[WHAT IS REQUIRED]
Retype all of the data. Every line must match exactly.

──────

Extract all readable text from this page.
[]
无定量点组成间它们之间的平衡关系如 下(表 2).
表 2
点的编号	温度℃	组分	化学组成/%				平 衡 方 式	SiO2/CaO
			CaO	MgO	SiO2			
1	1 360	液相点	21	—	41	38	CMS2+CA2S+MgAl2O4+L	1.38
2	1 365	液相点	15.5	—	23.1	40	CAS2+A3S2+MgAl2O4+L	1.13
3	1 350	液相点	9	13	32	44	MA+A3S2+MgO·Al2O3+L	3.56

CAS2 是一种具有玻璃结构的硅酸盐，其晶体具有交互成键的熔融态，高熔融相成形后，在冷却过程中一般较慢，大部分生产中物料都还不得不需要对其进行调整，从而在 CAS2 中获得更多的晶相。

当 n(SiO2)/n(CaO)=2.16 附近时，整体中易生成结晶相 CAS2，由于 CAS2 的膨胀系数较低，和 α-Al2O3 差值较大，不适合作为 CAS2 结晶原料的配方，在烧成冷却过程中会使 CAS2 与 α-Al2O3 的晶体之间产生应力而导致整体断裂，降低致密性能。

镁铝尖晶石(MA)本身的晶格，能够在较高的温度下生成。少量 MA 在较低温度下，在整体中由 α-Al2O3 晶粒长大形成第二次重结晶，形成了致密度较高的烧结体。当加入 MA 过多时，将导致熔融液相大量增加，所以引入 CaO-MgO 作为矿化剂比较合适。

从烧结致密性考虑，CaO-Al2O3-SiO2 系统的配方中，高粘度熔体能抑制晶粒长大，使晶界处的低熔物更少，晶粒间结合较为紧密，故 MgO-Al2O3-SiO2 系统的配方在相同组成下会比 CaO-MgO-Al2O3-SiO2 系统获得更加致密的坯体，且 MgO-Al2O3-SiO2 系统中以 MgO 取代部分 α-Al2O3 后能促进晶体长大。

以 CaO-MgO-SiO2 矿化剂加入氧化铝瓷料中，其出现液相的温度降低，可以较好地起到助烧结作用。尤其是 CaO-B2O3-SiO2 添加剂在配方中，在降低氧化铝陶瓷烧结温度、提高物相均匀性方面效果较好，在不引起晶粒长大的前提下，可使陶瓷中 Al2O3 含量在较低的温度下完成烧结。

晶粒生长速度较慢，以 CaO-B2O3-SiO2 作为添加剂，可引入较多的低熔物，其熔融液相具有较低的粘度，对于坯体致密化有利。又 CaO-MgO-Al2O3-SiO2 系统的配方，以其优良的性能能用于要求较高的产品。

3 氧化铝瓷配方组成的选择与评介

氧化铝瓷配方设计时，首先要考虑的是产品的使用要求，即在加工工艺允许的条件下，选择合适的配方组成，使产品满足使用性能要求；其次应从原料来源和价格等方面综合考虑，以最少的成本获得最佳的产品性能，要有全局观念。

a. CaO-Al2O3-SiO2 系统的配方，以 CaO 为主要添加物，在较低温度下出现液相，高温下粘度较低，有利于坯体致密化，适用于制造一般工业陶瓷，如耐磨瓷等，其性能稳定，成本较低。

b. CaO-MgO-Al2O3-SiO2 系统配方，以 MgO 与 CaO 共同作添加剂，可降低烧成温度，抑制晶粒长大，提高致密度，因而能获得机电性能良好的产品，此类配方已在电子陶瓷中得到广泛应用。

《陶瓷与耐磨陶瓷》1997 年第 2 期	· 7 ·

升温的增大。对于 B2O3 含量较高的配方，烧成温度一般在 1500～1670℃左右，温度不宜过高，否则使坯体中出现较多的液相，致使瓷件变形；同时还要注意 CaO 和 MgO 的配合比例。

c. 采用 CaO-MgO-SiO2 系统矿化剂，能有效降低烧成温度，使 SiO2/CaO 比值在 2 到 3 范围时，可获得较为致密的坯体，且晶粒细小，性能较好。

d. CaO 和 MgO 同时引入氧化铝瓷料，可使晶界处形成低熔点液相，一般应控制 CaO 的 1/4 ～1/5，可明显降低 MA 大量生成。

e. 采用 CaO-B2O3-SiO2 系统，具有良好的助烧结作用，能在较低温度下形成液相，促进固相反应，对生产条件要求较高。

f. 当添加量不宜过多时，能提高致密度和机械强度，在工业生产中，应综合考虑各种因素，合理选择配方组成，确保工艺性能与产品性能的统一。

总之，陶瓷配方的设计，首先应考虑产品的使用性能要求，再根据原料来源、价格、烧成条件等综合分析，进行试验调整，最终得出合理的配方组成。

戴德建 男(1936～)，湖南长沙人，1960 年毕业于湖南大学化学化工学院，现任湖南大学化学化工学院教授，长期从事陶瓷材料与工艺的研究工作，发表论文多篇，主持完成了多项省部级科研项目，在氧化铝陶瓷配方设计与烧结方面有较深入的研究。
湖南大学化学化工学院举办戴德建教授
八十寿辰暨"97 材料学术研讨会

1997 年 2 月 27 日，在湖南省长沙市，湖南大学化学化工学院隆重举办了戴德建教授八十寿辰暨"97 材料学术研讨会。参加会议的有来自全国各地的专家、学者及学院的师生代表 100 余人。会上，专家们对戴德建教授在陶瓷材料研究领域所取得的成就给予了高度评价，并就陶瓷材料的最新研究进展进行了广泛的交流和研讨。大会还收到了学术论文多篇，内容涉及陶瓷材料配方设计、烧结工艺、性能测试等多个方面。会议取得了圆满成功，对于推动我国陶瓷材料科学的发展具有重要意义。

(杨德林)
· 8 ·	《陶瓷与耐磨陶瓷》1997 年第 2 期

──────

[THE REPLY]
Extract all readable text from this page.
[]
无定量点组成间它们之间的平衡关系如 下(表 2).
表 2
点的编号	温度℃	组分	化学组成/%				平 衡 方 式	SiO2/CaO
			CaO	MgO	SiO2			
1	1 360	液相点	21	—	41	38	CMS2+CA2S+MgAl2O4+L	1.38
2	1 365	液相点	15.5	—	23.1	40	CAS2+A3S2+MgAl2O4+L	1.13
3	1 350	液相点	9	13	32	44	MA+A3S2+MgO·Al2O3+L	3.56

CAS2 是一种具有玻璃结构的硅酸盐，其晶体具有交互成键的熔融态，高熔融相成形后，在冷却过程中一般较慢，大部分生产中物料都还不得不需要对其进行调整，从而在 CAS2 中获得更多的晶相。

当 n(SiO2)/n(CaO)=2.16 附近时，整体中易生成结晶相 CAS2，由于 CAS2 的膨胀系数较低，和 α-Al2O3 差值较大，不适合作为 CAS2 结晶原料的配方，在烧成冷却过程中会使 CAS2 与 α-Al2O3 的晶体之间产生应力而导致整体断裂，降低致密性能。

镁铝尖晶石(MA)本身的晶格，能够在较高的温度下生成。少量 MA 在较低温度下，在整体中由 α-Al2O3 晶粒长大形成第二次重结晶，形成了致密度较高的烧结体。当加入 MA 过多时，将导致熔融液相大量增加，所以引入 CaO-MgO 作为矿化剂比较合适。

从烧结致密性考虑，CaO-Al2O3-SiO2 系统的配方中，高粘度熔体能抑制晶粒长大，使晶界处的低熔物更少，晶粒间结合较为紧密，故 MgO-Al2O3-SiO2 系统的配方在相同组成下会比 CaO-MgO-Al2O3-SiO2 系统获得更加致密的坯体，且 MgO-Al2O3-SiO2 系统中以 MgO 取代部分 α-Al2O3 后能促进晶体长大。

以 CaO-MgO-SiO2 矿化剂加入氧化铝瓷料中，其出现液相的温度降低，可以较好地起到助烧结作用。尤其是 CaO-B2O3-SiO2 添加剂在配方中，在降低氧化铝陶瓷烧结温度、提高物相均匀性方面效果较好，在不引起晶粒长大的前提下，可使陶瓷中 Al2O3 含量在较低的温度下完成烧结。

晶粒生长速度较慢，以 CaO-B2O3-SiO2 作为添加剂，可引入较多的低熔物，其熔融液相具有较低的粘度，对于坯体致密化有利。又 CaO-MgO-Al2O3-SiO2 系统的配方，以其优良的性能能用于要求较高的产品。

3 氧化铝瓷配方组成的选择与评介

氧化铝瓷配方设计时，首先要考虑的是产品的使用要求，即在加工工艺允许的条件下，选择合适的配方组成，使产品满足使用性能要求；其次应从原料来源和价格等方面综合考虑，以最少的成本获得最佳的产品性能，要有全局观念。

a. CaO-Al2O3-SiO2 系统的配方，以 CaO 为主要添加物，在较低温度下出现液相，高温下粘度较低，有利于坯体致密化，适用于制造一般工业陶瓷，如耐磨瓷等，其性能稳定，成本较低。

b. CaO-MgO-Al2O3-SiO2 系统配方，以 MgO 与 CaO 共同作添加剂，可降低烧成温度，抑制晶粒长大，提高致密度，因而能获得机电性能良好的产品，此类配方已在电子陶瓷中得到广泛应用。

《陶瓷与耐磨陶瓷》1997 年第 2 期	· 7 ·

升温的增大。对于 B2O3 含量较高的配方，烧成温度一般在 1500～1670℃左右，温度不宜过高，否则使坯体中出现较多的液相，致使瓷件变形；同时还要注意 CaO 和 MgO 的配合比例。

c. 采用 CaO-MgO-SiO2 系统矿化剂，能有效降低烧成温度，使 SiO2/CaO 比值在 2 到 3 范围时，可获得较为致密的坯体，且晶粒细小，性能较好。

d. CaO 和 MgO 同时引入氧化铝瓷料，可使晶界处形成低熔点液相，一般应控制 CaO 的 1/4 ～1/5，可明显降低 MA 大量生成。

e. 采用 CaO-B2O3-SiO2 系统，具有良好的助烧结作用，能在较低温度下形成液相，促进固相反应，对生产条件要求较高。

f. 当添加量不宜过多时，能提高致密度和机械强度，在工业生产中，应综合考虑各种因素，合理选择配方组成，确保工艺性能与产品性能的统一。

总之，陶瓷配方的设计，首先应考虑产品的使用性能要求，再根据原料来源、价格、烧成条件等综合分析，进行试验调整，最终得出合理的配方组成。

戴德建 男(1936～)，湖南长沙人，1960 年毕业于湖南大学化学化工学院，现任湖南大学化学化工学院教授，长期从事陶瓷材料与工艺的研究工作，发表论文多篇，主持完成了多项省部级科研项目，在氧化铝陶瓷配方设计与烧结方面有较深入的研究。
湖南大学化学化工学院举办戴德建教授
八十寿辰暨"97 材料学术研讨会

1997 年 2 月 27 日，在湖南省长沙市，湖南大学化学化工学院隆重举办了戴德建教授八十寿辰暨"97 材料学术研讨会。参加会议的有来自全国各地的专家、学者及学院的师生代表 100 余人。会上，专家们对戴德建教授在陶瓷材料研究领域所取得的成就给予了高度评价，并就陶瓷材料的最新研究进展进行了广泛的交流和研讨。大会还收到了学术论文多篇，内容涉及陶瓷材料配方设计、烧结工艺、性能测试等多个方面。会议取得了圆满成功，对于推动我国陶瓷材料科学的发展具有重要意义。

(杨德林)
· 8 ·	《陶瓷与耐磨陶瓷》1997 年第 2 期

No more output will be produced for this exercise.